- [Brief]: Copy nothing but the text: repeat each entry exactly and drop the images.

- [Given records]:
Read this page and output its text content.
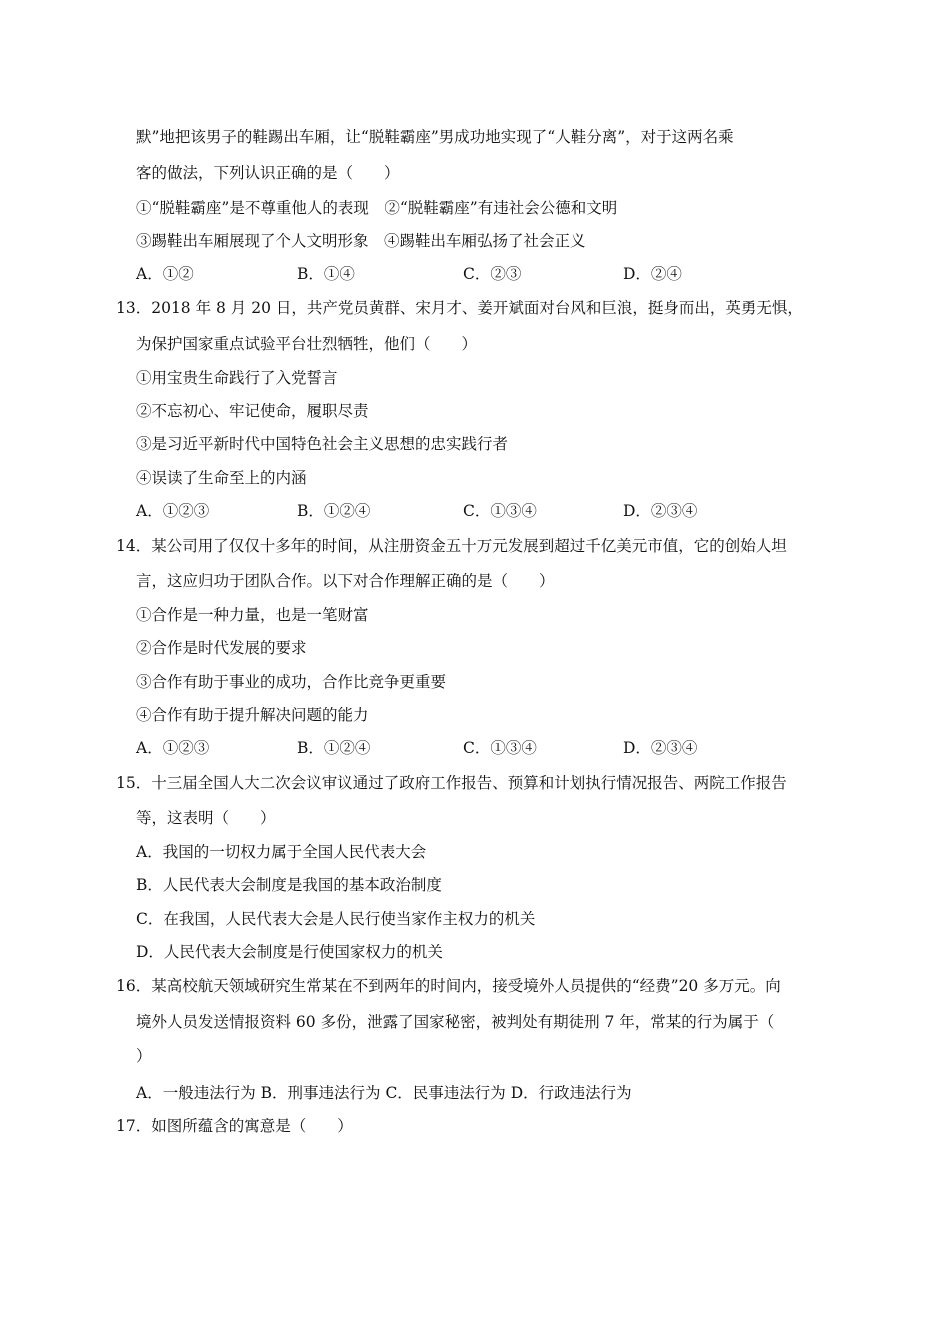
默”地把该男子的鞋踢出车厢，让“脱鞋霸座”男成功地实现了“人鞋分离”，对于这两名乘
客的做法，下列认识正确的是（　　）
①“脱鞋霸座”是不尊重他人的表现　②“脱鞋霸座”有违社会公德和文明
③踢鞋出车厢展现了个人文明形象　④踢鞋出车厢弘扬了社会正义
A．①②	B．①④	C．②③	D．②④
13．2018 年 8 月 20 日，共产党员黄群、宋月才、姜开斌面对台风和巨浪，挺身而出，英勇无惧，
为保护国家重点试验平台壮烈牺牲，他们（　　）
①用宝贵生命践行了入党誓言
②不忘初心、牢记使命，履职尽责
③是习近平新时代中国特色社会主义思想的忠实践行者
④误读了生命至上的内涵
A．①②③	B．①②④	C．①③④	D．②③④
14．某公司用了仅仅十多年的时间，从注册资金五十万元发展到超过千亿美元市值，它的创始人坦
言，这应归功于团队合作。以下对合作理解正确的是（　　）
①合作是一种力量，也是一笔财富
②合作是时代发展的要求
③合作有助于事业的成功，合作比竞争更重要
④合作有助于提升解决问题的能力
A．①②③	B．①②④	C．①③④	D．②③④
15．十三届全国人大二次会议审议通过了政府工作报告、预算和计划执行情况报告、两院工作报告
等，这表明（　　）
A．我国的一切权力属于全国人民代表大会
B．人民代表大会制度是我国的基本政治制度
C．在我国，人民代表大会是人民行使当家作主权力的机关
D．人民代表大会制度是行使国家权力的机关
16．某高校航天领域研究生常某在不到两年的时间内，接受境外人员提供的“经费”20 多万元。向
境外人员发送情报资料 60 多份，泄露了国家秘密，被判处有期徒刑 7 年，常某的行为属于（
）
A．一般违法行为 B．刑事违法行为 C．民事违法行为 D．行政违法行为
17．如图所蕴含的寓意是（　　）
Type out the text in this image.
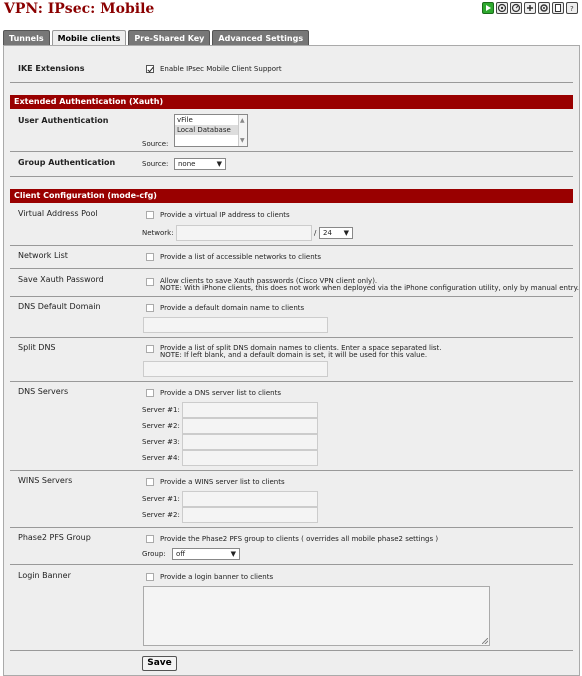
VPN: IPsec: Mobile	?
Tunnels	Mobile clients	Pre-Shared Key	Advanced Settings
IKE Extensions	Enable IPsec Mobile Client Support
Extended Authentication (Xauth)
User Authentication
Source:
vFile
Local Database
▲
▼
Group Authentication	Source:	none	▼
Client Configuration (mode-cfg)
Virtual Address Pool	Provide a virtual IP address to clients
Network:	/ 24 ▼
Network List	Provide a list of accessible networks to clients
Save Xauth Password	Allow clients to save Xauth passwords (Cisco VPN client only).
NOTE: With iPhone clients, this does not work when deployed via the iPhone configuration utility, only by manual entry.
DNS Default Domain	Provide a default domain name to clients
Split DNS	Provide a list of split DNS domain names to clients. Enter a space separated list.
NOTE: If left blank, and a default domain is set, it will be used for this value.
DNS Servers	Provide a DNS server list to clients
Server #1:
Server #2:
Server #3:
Server #4:
WINS Servers	Provide a WINS server list to clients
Server #1:
Server #2:
Phase2 PFS Group	Provide the Phase2 PFS group to clients ( overrides all mobile phase2 settings )
Group:	off	▼
Login Banner	Provide a login banner to clients
Save
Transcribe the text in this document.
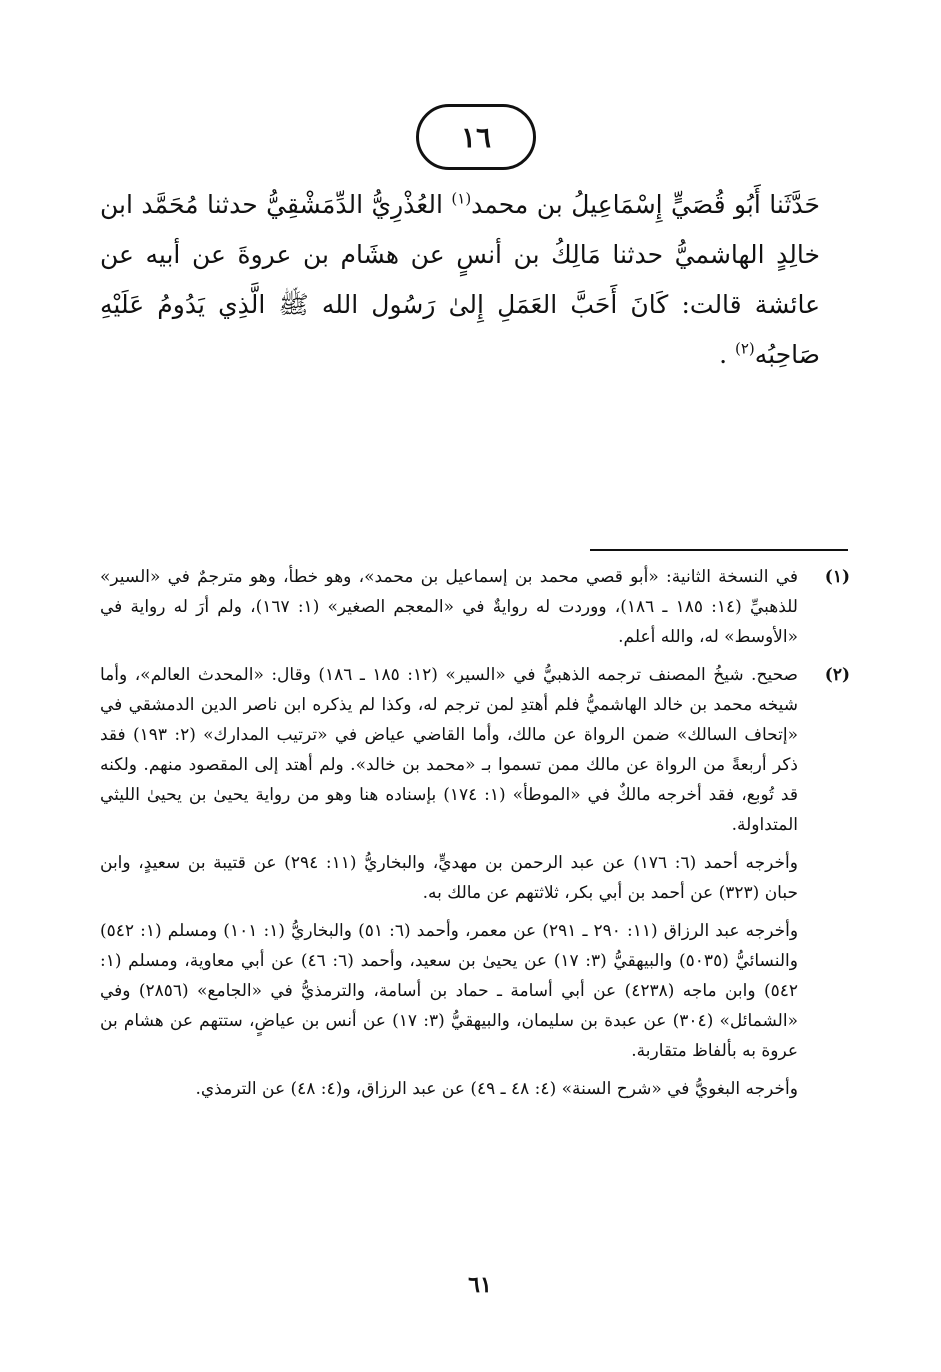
١٦

حَدَّثَنا أَبُو قُصَيٍّ إِسْمَاعِيلُ بن محمد$^{(١)}$ العُذْرِيُّ الدِّمَشْقِيُّ حدثنا مُحَمَّد ابن خالِدٍ الهاشميُّ حدثنا مَالِكُ بن أنسٍ عن هشَام بن عروةَ عن أبيه عن عائشة قالت: كَانَ أَحَبَّ العَمَلِ إِلىٰ رَسُول الله ﷺ الَّذِي يَدُومُ عَلَيْهِ صَاحِبُه$^{(٢)}$ .

(١)
في النسخة الثانية: «أبو قصي محمد بن إسماعيل بن محمد»، وهو خطأ، وهو مترجمٌ في «السير» للذهبيِّ (١٤: ١٨٥ ـ ١٨٦)، ووردت له روايةٌ في «المعجم الصغير» (١: ١٦٧)، ولم أرَ له رواية في «الأوسط» له، والله أعلم.
(٢)
صحيح. شيخُ المصنف ترجمه الذهبيُّ في «السير» (١٢: ١٨٥ ـ ١٨٦) وقال: «المحدث العالم»، وأما شيخه محمد بن خالد الهاشميُّ فلم أهتدِ لمن ترجم له، وكذا لم يذكره ابن ناصر الدين الدمشقي في «إتحاف السالك» ضمن الرواة عن مالك، وأما القاضي عياض في «ترتيب المدارك» (٢: ١٩٣) فقد ذكر أربعةً من الرواة عن مالك ممن تسموا بـ «محمد بن خالد». ولم أهتد إلى المقصود منهم. ولكنه قد تُوبع، فقد أخرجه مالكٌ في «الموطأ» (١: ١٧٤) بإسناده هنا وهو من رواية يحيىٰ بن يحيىٰ الليثي المتداولة.

وأخرجه أحمد (٦: ١٧٦) عن عبد الرحمن بن مهديٍّ، والبخاريُّ (١١: ٢٩٤) عن قتيبة بن سعيدٍ، وابن حبان (٣٢٣) عن أحمد بن أبي بكر، ثلاثتهم عن مالك به.

وأخرجه عبد الرزاق (١١: ٢٩٠ ـ ٢٩١) عن معمر، وأحمد (٦: ٥١) والبخاريُّ (١: ١٠١) ومسلم (١: ٥٤٢) والنسائيُّ (٥٠٣٥) والبيهقيُّ (٣: ١٧) عن يحيىٰ بن سعيد، وأحمد (٦: ٤٦) عن أبي معاوية، ومسلم (١: ٥٤٢) وابن ماجه (٤٢٣٨) عن أبي أسامة ـ حماد بن أسامة، والترمذيُّ في «الجامع» (٢٨٥٦) وفي «الشمائل» (٣٠٤) عن عبدة بن سليمان، والبيهقيُّ (٣: ١٧) عن أنس بن عياضٍ، ستتهم عن هشام بن عروة به بألفاظ متقاربة.

وأخرجه البغويُّ في «شرح السنة» (٤: ٤٨ ـ ٤٩) عن عبد الرزاق، و(٤: ٤٨) عن الترمذي.

٦١
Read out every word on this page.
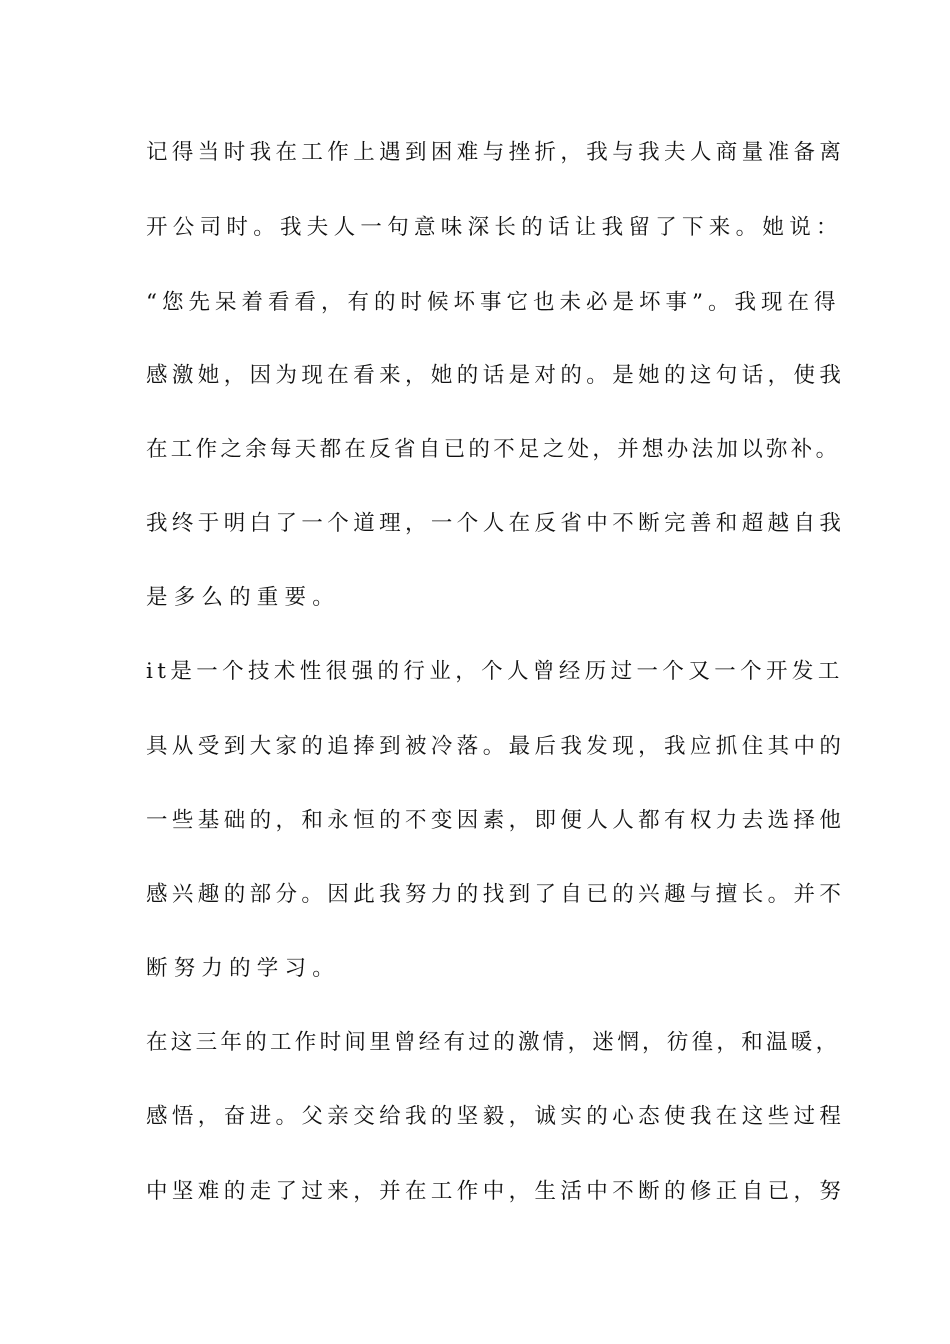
记得当时我在工作上遇到困难与挫折，我与我夫人商量准备离

开公司时。我夫人一句意味深长的话让我留了下来。她说：

“您先呆着看看，有的时候坏事它也未必是坏事”。我现在得

感激她，因为现在看来，她的话是对的。是她的这句话，使我

在工作之余每天都在反省自已的不足之处，并想办法加以弥补。

我终于明白了一个道理，一个人在反省中不断完善和超越自我

是多么的重要。

it是一个技术性很强的行业，个人曾经历过一个又一个开发工

具从受到大家的追捧到被冷落。最后我发现，我应抓住其中的

一些基础的，和永恒的不变因素，即便人人都有权力去选择他

感兴趣的部分。因此我努力的找到了自已的兴趣与擅长。并不

断努力的学习。

在这三年的工作时间里曾经有过的激情，迷惘，彷徨，和温暖，

感悟，奋进。父亲交给我的坚毅，诚实的心态使我在这些过程

中坚难的走了过来，并在工作中，生活中不断的修正自已，努
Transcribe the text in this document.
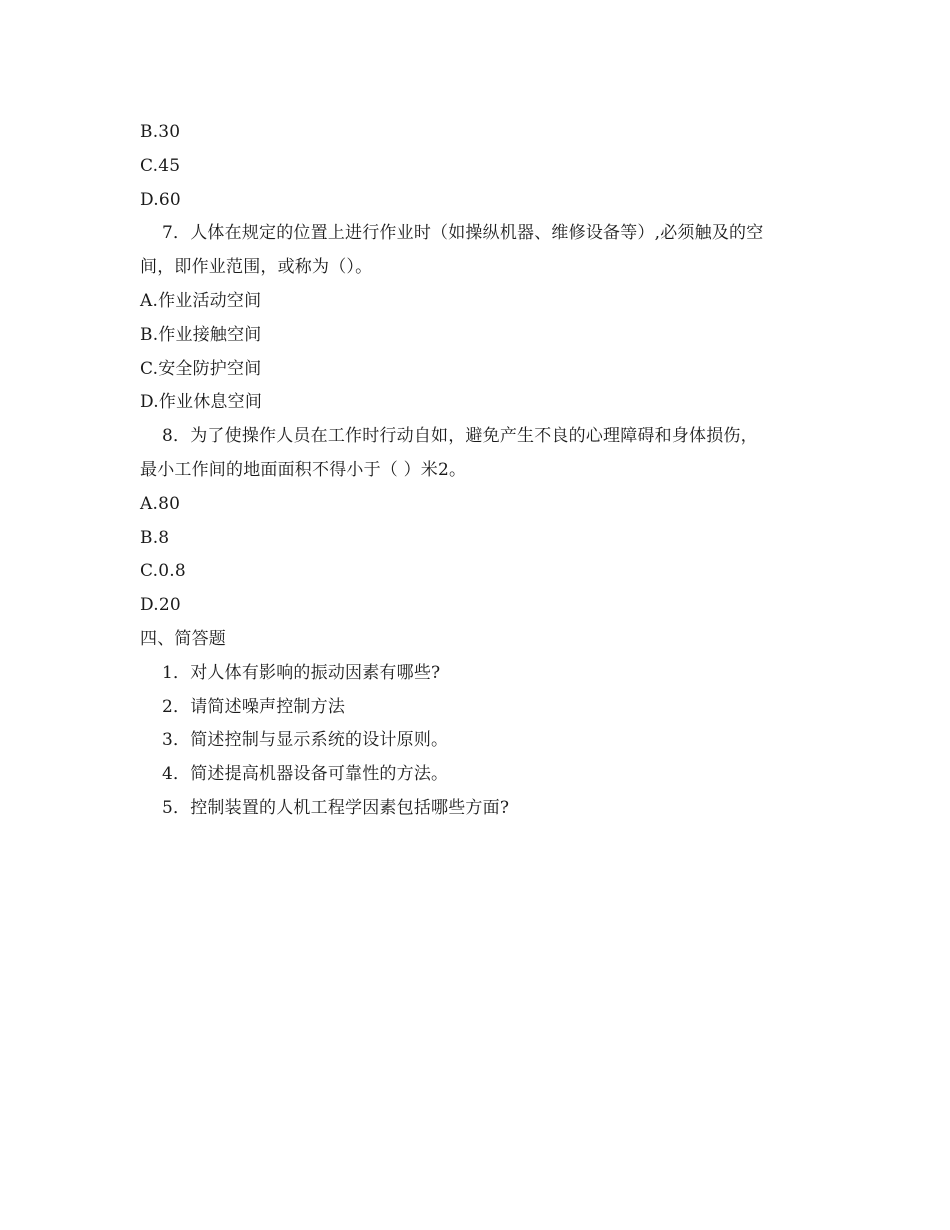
B.30
C.45
D.60
7．人体在规定的位置上进行作业时（如操纵机器、维修设备等）,必须触及的空
间，即作业范围，或称为（）。
A.作业活动空间
B.作业接触空间
C.安全防护空间
D.作业休息空间
8．为了使操作人员在工作时行动自如，避免产生不良的心理障碍和身体损伤，
最小工作间的地面面积不得小于（ ）米2。
A.80
B.8
C.0.8
D.20
四、简答题
1．对人体有影响的振动因素有哪些?
2．请简述噪声控制方法
3．简述控制与显示系统的设计原则。
4．简述提高机器设备可靠性的方法。
5．控制装置的人机工程学因素包括哪些方面?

- [The response]:
Read this page and output its text content.
默”地把该男子的鞋踢出车厢，让“脱鞋霸座”男成功地实现了“人鞋分离”，对于这两名乘
客的做法，下列认识正确的是（　　）
①“脱鞋霸座”是不尊重他人的表现　②“脱鞋霸座”有违社会公德和文明
③踢鞋出车厢展现了个人文明形象　④踢鞋出车厢弘扬了社会正义
A．①②	B．①④	C．②③	D．②④
13．2018 年 8 月 20 日，共产党员黄群、宋月才、姜开斌面对台风和巨浪，挺身而出，英勇无惧，
为保护国家重点试验平台壮烈牺牲，他们（　　）
①用宝贵生命践行了入党誓言
②不忘初心、牢记使命，履职尽责
③是习近平新时代中国特色社会主义思想的忠实践行者
④误读了生命至上的内涵
A．①②③	B．①②④	C．①③④	D．②③④
14．某公司用了仅仅十多年的时间，从注册资金五十万元发展到超过千亿美元市值，它的创始人坦
言，这应归功于团队合作。以下对合作理解正确的是（　　）
①合作是一种力量，也是一笔财富
②合作是时代发展的要求
③合作有助于事业的成功，合作比竞争更重要
④合作有助于提升解决问题的能力
A．①②③	B．①②④	C．①③④	D．②③④
15．十三届全国人大二次会议审议通过了政府工作报告、预算和计划执行情况报告、两院工作报告
等，这表明（　　）
A．我国的一切权力属于全国人民代表大会
B．人民代表大会制度是我国的基本政治制度
C．在我国，人民代表大会是人民行使当家作主权力的机关
D．人民代表大会制度是行使国家权力的机关
16．某高校航天领域研究生常某在不到两年的时间内，接受境外人员提供的“经费”20 多万元。向
境外人员发送情报资料 60 多份，泄露了国家秘密，被判处有期徒刑 7 年，常某的行为属于（
）
A．一般违法行为 B．刑事违法行为 C．民事违法行为 D．行政违法行为
17．如图所蕴含的寓意是（　　）
Type out the text in this image.
VPN: IPsec: Mobile	?
Tunnels	Mobile clients	Pre-Shared Key	Advanced Settings
IKE Extensions	Enable IPsec Mobile Client Support
Extended Authentication (Xauth)
User Authentication
Source:
vFile
Local Database
▲
▼
Group Authentication	Source:	none	▼
Client Configuration (mode-cfg)
Virtual Address Pool	Provide a virtual IP address to clients
Network:	/ 24 ▼
Network List	Provide a list of accessible networks to clients
Save Xauth Password	Allow clients to save Xauth passwords (Cisco VPN client only).
NOTE: With iPhone clients, this does not work when deployed via the iPhone configuration utility, only by manual entry.
DNS Default Domain	Provide a default domain name to clients
Split DNS	Provide a list of split DNS domain names to clients. Enter a space separated list.
NOTE: If left blank, and a default domain is set, it will be used for this value.
DNS Servers	Provide a DNS server list to clients
Server #1:
Server #2:
Server #3:
Server #4:
WINS Servers	Provide a WINS server list to clients
Server #1:
Server #2:
Phase2 PFS Group	Provide the Phase2 PFS group to clients ( overrides all mobile phase2 settings )
Group:	off	▼
Login Banner	Provide a login banner to clients
Save
Transcribe the text in this document.
١٦

حَدَّثَنا أَبُو قُصَيٍّ إِسْمَاعِيلُ بن محمد$^{(١)}$ العُذْرِيُّ الدِّمَشْقِيُّ حدثنا مُحَمَّد ابن خالِدٍ الهاشميُّ حدثنا مَالِكُ بن أنسٍ عن هشَام بن عروةَ عن أبيه عن عائشة قالت: كَانَ أَحَبَّ العَمَلِ إِلىٰ رَسُول الله ﷺ الَّذِي يَدُومُ عَلَيْهِ صَاحِبُه$^{(٢)}$ .

(١)
في النسخة الثانية: «أبو قصي محمد بن إسماعيل بن محمد»، وهو خطأ، وهو مترجمٌ في «السير» للذهبيِّ (١٤: ١٨٥ ـ ١٨٦)، ووردت له روايةٌ في «المعجم الصغير» (١: ١٦٧)، ولم أرَ له رواية في «الأوسط» له، والله أعلم.
(٢)
صحيح. شيخُ المصنف ترجمه الذهبيُّ في «السير» (١٢: ١٨٥ ـ ١٨٦) وقال: «المحدث العالم»، وأما شيخه محمد بن خالد الهاشميُّ فلم أهتدِ لمن ترجم له، وكذا لم يذكره ابن ناصر الدين الدمشقي في «إتحاف السالك» ضمن الرواة عن مالك، وأما القاضي عياض في «ترتيب المدارك» (٢: ١٩٣) فقد ذكر أربعةً من الرواة عن مالك ممن تسموا بـ «محمد بن خالد». ولم أهتد إلى المقصود منهم. ولكنه قد تُوبع، فقد أخرجه مالكٌ في «الموطأ» (١: ١٧٤) بإسناده هنا وهو من رواية يحيىٰ بن يحيىٰ الليثي المتداولة.

وأخرجه أحمد (٦: ١٧٦) عن عبد الرحمن بن مهديٍّ، والبخاريُّ (١١: ٢٩٤) عن قتيبة بن سعيدٍ، وابن حبان (٣٢٣) عن أحمد بن أبي بكر، ثلاثتهم عن مالك به.

وأخرجه عبد الرزاق (١١: ٢٩٠ ـ ٢٩١) عن معمر، وأحمد (٦: ٥١) والبخاريُّ (١: ١٠١) ومسلم (١: ٥٤٢) والنسائيُّ (٥٠٣٥) والبيهقيُّ (٣: ١٧) عن يحيىٰ بن سعيد، وأحمد (٦: ٤٦) عن أبي معاوية، ومسلم (١: ٥٤٢) وابن ماجه (٤٢٣٨) عن أبي أسامة ـ حماد بن أسامة، والترمذيُّ في «الجامع» (٢٨٥٦) وفي «الشمائل» (٣٠٤) عن عبدة بن سليمان، والبيهقيُّ (٣: ١٧) عن أنس بن عياضٍ، ستتهم عن هشام بن عروة به بألفاظ متقاربة.

وأخرجه البغويُّ في «شرح السنة» (٤: ٤٨ ـ ٤٩) عن عبد الرزاق، و(٤: ٤٨) عن الترمذي.

٦١
Read out every word on this page.
记得当时我在工作上遇到困难与挫折，我与我夫人商量准备离

开公司时。我夫人一句意味深长的话让我留了下来。她说：

“您先呆着看看，有的时候坏事它也未必是坏事”。我现在得

感激她，因为现在看来，她的话是对的。是她的这句话，使我

在工作之余每天都在反省自已的不足之处，并想办法加以弥补。

我终于明白了一个道理，一个人在反省中不断完善和超越自我

是多么的重要。

it是一个技术性很强的行业，个人曾经历过一个又一个开发工

具从受到大家的追捧到被冷落。最后我发现，我应抓住其中的

一些基础的，和永恒的不变因素，即便人人都有权力去选择他

感兴趣的部分。因此我努力的找到了自已的兴趣与擅长。并不

断努力的学习。

在这三年的工作时间里曾经有过的激情，迷惘，彷徨，和温暖，

感悟，奋进。父亲交给我的坚毅，诚实的心态使我在这些过程

中坚难的走了过来，并在工作中，生活中不断的修正自已，努
Transcribe the text in this document.
B.30
C.45
D.60
7．人体在规定的位置上进行作业时（如操纵机器、维修设备等）,必须触及的空
间，即作业范围，或称为（）。
A.作业活动空间
B.作业接触空间
C.安全防护空间
D.作业休息空间
8．为了使操作人员在工作时行动自如，避免产生不良的心理障碍和身体损伤，
最小工作间的地面面积不得小于（ ）米2。
A.80
B.8
C.0.8
D.20
四、简答题
1．对人体有影响的振动因素有哪些?
2．请简述噪声控制方法
3．简述控制与显示系统的设计原则。
4．简述提高机器设备可靠性的方法。
5．控制装置的人机工程学因素包括哪些方面?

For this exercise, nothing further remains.